» Given problem:
Starting with the line that has "Transcribe this image's" in it, repeat every line through the last one, word for word, and give nothing more.

----- Information given

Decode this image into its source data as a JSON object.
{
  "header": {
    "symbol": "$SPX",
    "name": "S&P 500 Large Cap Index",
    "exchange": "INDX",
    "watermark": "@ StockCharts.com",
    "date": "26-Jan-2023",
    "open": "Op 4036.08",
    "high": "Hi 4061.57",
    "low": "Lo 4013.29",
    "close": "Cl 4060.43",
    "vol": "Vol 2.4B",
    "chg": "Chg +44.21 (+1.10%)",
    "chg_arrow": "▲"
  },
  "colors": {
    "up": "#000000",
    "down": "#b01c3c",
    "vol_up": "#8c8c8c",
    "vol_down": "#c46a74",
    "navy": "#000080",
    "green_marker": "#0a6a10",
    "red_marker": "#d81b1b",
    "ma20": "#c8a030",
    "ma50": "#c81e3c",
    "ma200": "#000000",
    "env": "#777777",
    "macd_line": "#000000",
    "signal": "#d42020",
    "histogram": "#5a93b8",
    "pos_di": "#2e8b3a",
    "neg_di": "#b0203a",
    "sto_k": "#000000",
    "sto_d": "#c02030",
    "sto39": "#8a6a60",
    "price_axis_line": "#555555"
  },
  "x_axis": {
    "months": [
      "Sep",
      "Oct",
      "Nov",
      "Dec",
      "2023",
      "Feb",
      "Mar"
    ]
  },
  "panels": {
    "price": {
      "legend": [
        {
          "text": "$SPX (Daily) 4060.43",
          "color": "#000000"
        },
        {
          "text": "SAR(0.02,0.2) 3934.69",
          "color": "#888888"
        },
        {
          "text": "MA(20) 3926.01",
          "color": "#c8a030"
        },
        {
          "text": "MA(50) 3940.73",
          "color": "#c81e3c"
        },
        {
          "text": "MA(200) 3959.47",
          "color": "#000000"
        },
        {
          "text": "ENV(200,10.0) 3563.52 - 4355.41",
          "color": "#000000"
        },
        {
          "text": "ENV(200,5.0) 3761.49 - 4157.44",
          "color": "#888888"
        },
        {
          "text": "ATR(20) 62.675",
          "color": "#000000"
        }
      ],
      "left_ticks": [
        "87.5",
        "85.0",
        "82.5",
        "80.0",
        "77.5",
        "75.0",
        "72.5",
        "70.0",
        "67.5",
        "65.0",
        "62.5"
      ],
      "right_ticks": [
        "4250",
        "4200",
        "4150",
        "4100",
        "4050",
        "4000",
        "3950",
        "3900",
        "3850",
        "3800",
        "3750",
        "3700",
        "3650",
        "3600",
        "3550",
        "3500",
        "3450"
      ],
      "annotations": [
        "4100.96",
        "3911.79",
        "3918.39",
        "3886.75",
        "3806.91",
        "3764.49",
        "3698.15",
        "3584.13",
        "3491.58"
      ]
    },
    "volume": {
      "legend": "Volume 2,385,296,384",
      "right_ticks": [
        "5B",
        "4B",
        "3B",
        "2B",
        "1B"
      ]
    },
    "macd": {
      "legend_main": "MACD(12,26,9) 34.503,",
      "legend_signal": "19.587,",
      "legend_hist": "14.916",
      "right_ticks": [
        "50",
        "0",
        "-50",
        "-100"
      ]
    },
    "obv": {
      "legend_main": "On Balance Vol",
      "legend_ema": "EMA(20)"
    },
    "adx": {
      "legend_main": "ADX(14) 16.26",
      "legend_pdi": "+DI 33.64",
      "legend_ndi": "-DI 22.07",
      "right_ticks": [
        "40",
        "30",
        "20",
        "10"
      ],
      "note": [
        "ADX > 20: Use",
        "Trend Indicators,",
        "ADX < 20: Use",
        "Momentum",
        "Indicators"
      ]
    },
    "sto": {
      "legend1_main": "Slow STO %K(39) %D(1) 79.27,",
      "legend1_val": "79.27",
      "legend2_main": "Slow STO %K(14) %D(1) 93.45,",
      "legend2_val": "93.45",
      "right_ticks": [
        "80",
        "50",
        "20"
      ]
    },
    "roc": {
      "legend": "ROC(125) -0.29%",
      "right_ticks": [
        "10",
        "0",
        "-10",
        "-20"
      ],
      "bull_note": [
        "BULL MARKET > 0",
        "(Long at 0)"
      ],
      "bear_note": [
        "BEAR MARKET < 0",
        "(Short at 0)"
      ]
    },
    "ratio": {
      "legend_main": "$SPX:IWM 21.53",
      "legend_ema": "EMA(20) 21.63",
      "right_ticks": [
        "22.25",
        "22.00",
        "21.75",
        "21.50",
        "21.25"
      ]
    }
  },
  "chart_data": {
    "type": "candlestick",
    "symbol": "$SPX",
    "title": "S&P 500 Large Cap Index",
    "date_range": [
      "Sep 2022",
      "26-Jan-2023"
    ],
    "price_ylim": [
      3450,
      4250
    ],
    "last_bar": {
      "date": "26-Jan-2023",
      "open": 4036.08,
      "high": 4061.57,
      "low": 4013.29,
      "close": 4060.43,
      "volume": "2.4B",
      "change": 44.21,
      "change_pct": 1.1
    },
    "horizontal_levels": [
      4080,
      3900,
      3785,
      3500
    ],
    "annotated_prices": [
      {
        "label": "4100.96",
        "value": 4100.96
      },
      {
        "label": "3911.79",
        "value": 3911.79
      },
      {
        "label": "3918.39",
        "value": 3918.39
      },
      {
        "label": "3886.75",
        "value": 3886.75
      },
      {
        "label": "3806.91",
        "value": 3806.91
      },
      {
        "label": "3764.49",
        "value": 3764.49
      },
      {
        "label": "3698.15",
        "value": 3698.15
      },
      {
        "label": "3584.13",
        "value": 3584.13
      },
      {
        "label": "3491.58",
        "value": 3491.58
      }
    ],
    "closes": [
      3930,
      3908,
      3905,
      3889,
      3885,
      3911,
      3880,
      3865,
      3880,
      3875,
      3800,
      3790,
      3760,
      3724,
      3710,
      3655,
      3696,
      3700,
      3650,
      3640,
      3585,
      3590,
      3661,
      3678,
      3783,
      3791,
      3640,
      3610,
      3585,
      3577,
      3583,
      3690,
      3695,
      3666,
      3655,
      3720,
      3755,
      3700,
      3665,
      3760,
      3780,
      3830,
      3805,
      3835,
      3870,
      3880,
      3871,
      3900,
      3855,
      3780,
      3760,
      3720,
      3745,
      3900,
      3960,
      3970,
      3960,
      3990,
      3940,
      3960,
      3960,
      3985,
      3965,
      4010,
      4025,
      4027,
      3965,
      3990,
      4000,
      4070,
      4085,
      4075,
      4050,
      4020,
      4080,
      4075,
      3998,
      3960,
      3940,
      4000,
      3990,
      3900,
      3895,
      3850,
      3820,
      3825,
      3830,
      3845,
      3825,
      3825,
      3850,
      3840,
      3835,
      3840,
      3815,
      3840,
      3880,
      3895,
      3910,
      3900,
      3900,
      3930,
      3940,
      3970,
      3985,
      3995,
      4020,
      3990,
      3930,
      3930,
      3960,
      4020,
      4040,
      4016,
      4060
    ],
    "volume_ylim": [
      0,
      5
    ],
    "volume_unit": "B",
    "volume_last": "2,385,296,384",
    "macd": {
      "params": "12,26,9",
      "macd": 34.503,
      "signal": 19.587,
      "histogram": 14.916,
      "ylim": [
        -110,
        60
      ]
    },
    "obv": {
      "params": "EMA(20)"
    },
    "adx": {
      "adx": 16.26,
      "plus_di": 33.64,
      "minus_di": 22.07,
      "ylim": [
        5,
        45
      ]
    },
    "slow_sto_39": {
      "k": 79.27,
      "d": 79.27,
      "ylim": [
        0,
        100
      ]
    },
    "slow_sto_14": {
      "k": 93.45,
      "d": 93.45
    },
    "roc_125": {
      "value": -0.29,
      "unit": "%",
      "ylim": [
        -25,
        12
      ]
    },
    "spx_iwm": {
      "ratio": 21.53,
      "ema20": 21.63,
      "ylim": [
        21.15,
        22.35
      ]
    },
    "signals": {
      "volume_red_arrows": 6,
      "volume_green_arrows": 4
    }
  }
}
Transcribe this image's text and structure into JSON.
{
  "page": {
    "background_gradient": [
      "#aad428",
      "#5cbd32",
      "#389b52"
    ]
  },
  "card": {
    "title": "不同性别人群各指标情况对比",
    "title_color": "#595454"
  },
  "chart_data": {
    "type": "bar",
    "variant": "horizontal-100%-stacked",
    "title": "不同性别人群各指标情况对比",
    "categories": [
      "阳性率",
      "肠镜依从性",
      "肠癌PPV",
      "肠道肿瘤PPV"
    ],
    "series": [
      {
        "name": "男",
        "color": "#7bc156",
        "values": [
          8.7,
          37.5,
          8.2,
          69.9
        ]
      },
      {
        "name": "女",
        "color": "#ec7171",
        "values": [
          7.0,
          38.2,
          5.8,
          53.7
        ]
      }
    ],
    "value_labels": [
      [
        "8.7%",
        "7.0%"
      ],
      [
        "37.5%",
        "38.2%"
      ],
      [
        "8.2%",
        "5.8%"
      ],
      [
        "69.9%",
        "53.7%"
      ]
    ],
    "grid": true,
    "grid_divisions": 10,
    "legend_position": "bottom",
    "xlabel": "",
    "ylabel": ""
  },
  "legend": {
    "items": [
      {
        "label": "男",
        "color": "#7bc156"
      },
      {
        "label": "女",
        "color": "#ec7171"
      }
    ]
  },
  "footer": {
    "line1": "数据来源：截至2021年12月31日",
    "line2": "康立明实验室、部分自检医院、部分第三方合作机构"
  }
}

----------

» Finished task:
Transcribe this image's text and structure into JSON.
{
  "page": {
    "background_gradient": [
      "#aad428",
      "#5cbd32",
      "#389b52"
    ]
  },
  "card": {
    "title": "不同性别人群各指标情况对比",
    "title_color": "#595454"
  },
  "chart_data": {
    "type": "bar",
    "variant": "horizontal-100%-stacked",
    "title": "不同性别人群各指标情况对比",
    "categories": [
      "阳性率",
      "肠镜依从性",
      "肠癌PPV",
      "肠道肿瘤PPV"
    ],
    "series": [
      {
        "name": "男",
        "color": "#7bc156",
        "values": [
          8.7,
          37.5,
          8.2,
          69.9
        ]
      },
      {
        "name": "女",
        "color": "#ec7171",
        "values": [
          7.0,
          38.2,
          5.8,
          53.7
        ]
      }
    ],
    "value_labels": [
      [
        "8.7%",
        "7.0%"
      ],
      [
        "37.5%",
        "38.2%"
      ],
      [
        "8.2%",
        "5.8%"
      ],
      [
        "69.9%",
        "53.7%"
      ]
    ],
    "grid": true,
    "grid_divisions": 10,
    "legend_position": "bottom",
    "xlabel": "",
    "ylabel": ""
  },
  "legend": {
    "items": [
      {
        "label": "男",
        "color": "#7bc156"
      },
      {
        "label": "女",
        "color": "#ec7171"
      }
    ]
  },
  "footer": {
    "line1": "数据来源：截至2021年12月31日",
    "line2": "康立明实验室、部分自检医院、部分第三方合作机构"
  }
}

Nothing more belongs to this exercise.